Exercise aim: Report the count of lines below in which the string "因为先落到地面呈圆形的水滴由于惯性继续沿原来的方向运动" occurs; include nothing else.

# Start of Given data

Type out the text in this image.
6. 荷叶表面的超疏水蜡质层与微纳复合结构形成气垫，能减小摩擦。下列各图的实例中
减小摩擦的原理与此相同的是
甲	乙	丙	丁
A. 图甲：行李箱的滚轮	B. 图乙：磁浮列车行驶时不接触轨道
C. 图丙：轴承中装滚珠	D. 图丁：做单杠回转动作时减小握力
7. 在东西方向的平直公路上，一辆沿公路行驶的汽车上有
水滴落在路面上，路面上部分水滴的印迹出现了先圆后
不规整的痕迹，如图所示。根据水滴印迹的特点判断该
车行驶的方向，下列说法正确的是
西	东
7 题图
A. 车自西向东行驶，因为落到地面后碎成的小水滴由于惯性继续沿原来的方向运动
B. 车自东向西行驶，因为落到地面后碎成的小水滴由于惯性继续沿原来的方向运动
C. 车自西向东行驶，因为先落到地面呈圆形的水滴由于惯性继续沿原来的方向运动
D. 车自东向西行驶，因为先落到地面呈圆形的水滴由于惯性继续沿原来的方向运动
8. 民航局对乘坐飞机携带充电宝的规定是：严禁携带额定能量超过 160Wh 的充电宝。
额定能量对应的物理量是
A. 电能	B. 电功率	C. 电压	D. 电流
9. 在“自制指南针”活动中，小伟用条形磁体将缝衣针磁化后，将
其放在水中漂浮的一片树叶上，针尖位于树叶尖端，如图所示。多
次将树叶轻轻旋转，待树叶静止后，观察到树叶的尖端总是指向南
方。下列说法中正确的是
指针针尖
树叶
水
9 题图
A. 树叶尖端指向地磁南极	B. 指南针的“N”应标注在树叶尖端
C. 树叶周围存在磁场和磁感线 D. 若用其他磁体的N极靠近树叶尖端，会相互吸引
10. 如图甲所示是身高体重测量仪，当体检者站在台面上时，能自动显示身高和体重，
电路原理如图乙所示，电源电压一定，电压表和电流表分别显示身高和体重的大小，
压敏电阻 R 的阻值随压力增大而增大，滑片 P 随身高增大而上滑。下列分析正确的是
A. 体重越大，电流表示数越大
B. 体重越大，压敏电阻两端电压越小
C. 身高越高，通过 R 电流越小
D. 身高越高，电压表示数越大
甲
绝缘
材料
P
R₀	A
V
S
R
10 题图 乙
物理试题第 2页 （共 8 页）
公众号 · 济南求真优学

# End of Given data

Worked answer: 2